- [Instructions for the task]:
Every entry below must be repeated exactly; skip the pictures.

- [Supplied material]:
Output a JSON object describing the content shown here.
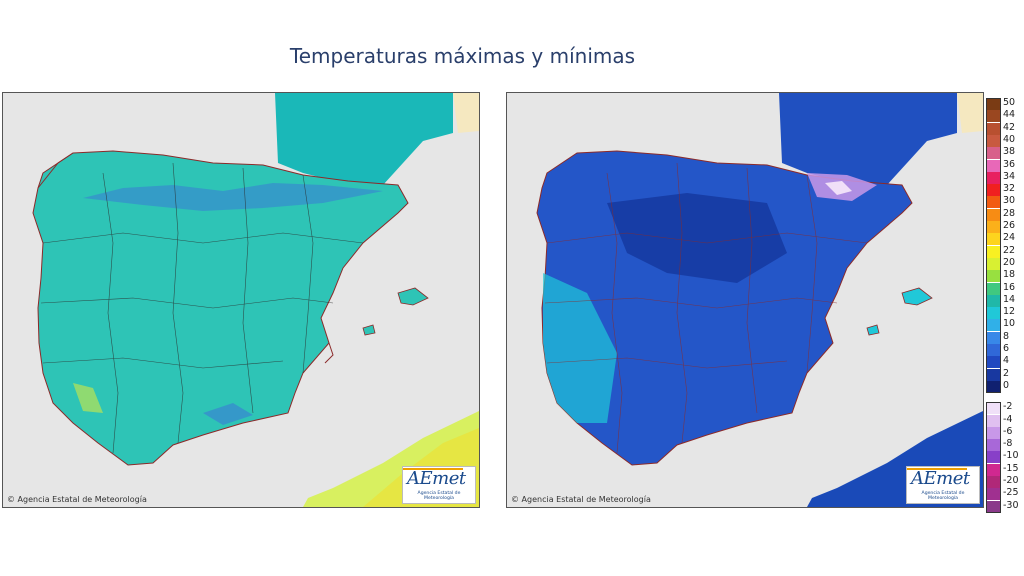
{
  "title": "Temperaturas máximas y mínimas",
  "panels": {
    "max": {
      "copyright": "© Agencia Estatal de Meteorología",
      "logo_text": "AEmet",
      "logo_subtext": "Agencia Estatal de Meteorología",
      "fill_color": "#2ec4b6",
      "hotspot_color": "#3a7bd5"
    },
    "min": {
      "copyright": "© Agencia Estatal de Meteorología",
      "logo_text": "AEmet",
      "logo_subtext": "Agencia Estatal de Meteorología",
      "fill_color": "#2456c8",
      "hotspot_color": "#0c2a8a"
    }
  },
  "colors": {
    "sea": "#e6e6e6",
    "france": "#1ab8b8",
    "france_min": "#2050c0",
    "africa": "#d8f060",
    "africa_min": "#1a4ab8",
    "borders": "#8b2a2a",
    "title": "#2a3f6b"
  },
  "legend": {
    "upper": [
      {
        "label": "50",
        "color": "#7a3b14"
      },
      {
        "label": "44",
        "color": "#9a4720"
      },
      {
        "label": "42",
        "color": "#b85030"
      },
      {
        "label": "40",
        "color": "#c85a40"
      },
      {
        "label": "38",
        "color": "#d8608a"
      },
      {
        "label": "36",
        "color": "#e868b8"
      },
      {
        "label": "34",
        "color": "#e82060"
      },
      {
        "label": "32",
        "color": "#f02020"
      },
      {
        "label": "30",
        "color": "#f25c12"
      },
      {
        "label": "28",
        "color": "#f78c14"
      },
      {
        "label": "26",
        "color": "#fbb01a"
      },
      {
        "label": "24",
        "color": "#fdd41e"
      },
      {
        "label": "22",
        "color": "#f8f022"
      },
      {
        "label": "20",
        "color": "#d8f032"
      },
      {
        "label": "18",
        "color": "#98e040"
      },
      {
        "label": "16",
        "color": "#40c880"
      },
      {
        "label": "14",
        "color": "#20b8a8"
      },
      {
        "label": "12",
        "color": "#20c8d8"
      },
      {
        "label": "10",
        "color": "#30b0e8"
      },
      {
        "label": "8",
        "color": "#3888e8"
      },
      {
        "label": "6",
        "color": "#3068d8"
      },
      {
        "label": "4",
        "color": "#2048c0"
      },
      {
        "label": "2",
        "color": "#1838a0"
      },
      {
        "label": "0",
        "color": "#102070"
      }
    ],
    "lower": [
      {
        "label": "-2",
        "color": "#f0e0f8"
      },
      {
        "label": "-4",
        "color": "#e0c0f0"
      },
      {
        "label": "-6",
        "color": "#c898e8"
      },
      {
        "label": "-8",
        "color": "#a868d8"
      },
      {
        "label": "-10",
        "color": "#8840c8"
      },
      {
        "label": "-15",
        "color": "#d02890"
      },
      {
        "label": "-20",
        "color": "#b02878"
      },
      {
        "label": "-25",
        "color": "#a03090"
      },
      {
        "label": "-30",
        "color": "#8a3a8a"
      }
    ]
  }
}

- [Solution to the exercise]:
Output a JSON object describing the content shown here.
{
  "title": "Temperaturas máximas y mínimas",
  "panels": {
    "max": {
      "copyright": "© Agencia Estatal de Meteorología",
      "logo_text": "AEmet",
      "logo_subtext": "Agencia Estatal de Meteorología",
      "fill_color": "#2ec4b6",
      "hotspot_color": "#3a7bd5"
    },
    "min": {
      "copyright": "© Agencia Estatal de Meteorología",
      "logo_text": "AEmet",
      "logo_subtext": "Agencia Estatal de Meteorología",
      "fill_color": "#2456c8",
      "hotspot_color": "#0c2a8a"
    }
  },
  "colors": {
    "sea": "#e6e6e6",
    "france": "#1ab8b8",
    "france_min": "#2050c0",
    "africa": "#d8f060",
    "africa_min": "#1a4ab8",
    "borders": "#8b2a2a",
    "title": "#2a3f6b"
  },
  "legend": {
    "upper": [
      {
        "label": "50",
        "color": "#7a3b14"
      },
      {
        "label": "44",
        "color": "#9a4720"
      },
      {
        "label": "42",
        "color": "#b85030"
      },
      {
        "label": "40",
        "color": "#c85a40"
      },
      {
        "label": "38",
        "color": "#d8608a"
      },
      {
        "label": "36",
        "color": "#e868b8"
      },
      {
        "label": "34",
        "color": "#e82060"
      },
      {
        "label": "32",
        "color": "#f02020"
      },
      {
        "label": "30",
        "color": "#f25c12"
      },
      {
        "label": "28",
        "color": "#f78c14"
      },
      {
        "label": "26",
        "color": "#fbb01a"
      },
      {
        "label": "24",
        "color": "#fdd41e"
      },
      {
        "label": "22",
        "color": "#f8f022"
      },
      {
        "label": "20",
        "color": "#d8f032"
      },
      {
        "label": "18",
        "color": "#98e040"
      },
      {
        "label": "16",
        "color": "#40c880"
      },
      {
        "label": "14",
        "color": "#20b8a8"
      },
      {
        "label": "12",
        "color": "#20c8d8"
      },
      {
        "label": "10",
        "color": "#30b0e8"
      },
      {
        "label": "8",
        "color": "#3888e8"
      },
      {
        "label": "6",
        "color": "#3068d8"
      },
      {
        "label": "4",
        "color": "#2048c0"
      },
      {
        "label": "2",
        "color": "#1838a0"
      },
      {
        "label": "0",
        "color": "#102070"
      }
    ],
    "lower": [
      {
        "label": "-2",
        "color": "#f0e0f8"
      },
      {
        "label": "-4",
        "color": "#e0c0f0"
      },
      {
        "label": "-6",
        "color": "#c898e8"
      },
      {
        "label": "-8",
        "color": "#a868d8"
      },
      {
        "label": "-10",
        "color": "#8840c8"
      },
      {
        "label": "-15",
        "color": "#d02890"
      },
      {
        "label": "-20",
        "color": "#b02878"
      },
      {
        "label": "-25",
        "color": "#a03090"
      },
      {
        "label": "-30",
        "color": "#8a3a8a"
      }
    ]
  }
}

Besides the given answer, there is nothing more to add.